Task to complete
Please output the lines shown below exactly as they appear.

═════ Task material ═════

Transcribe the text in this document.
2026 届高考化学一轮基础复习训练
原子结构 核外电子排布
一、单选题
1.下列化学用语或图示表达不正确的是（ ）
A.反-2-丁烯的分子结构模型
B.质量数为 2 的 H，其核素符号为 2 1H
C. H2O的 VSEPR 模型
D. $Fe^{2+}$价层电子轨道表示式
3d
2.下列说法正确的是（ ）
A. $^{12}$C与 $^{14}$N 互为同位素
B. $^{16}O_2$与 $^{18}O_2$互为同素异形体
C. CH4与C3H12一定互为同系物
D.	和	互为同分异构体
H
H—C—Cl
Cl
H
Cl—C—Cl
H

═════

Written answer
Transcribe the text in this document.
2026 届高考化学一轮基础复习训练
原子结构 核外电子排布
一、单选题
1.下列化学用语或图示表达不正确的是（ ）
A.反-2-丁烯的分子结构模型
B.质量数为 2 的 H，其核素符号为 2 1H
C. H2O的 VSEPR 模型
D. $Fe^{2+}$价层电子轨道表示式
3d
2.下列说法正确的是（ ）
A. $^{12}$C与 $^{14}$N 互为同位素
B. $^{16}O_2$与 $^{18}O_2$互为同素异形体
C. CH4与C3H12一定互为同系物
D.	和	互为同分异构体
H
H—C—Cl
Cl
H
Cl—C—Cl
H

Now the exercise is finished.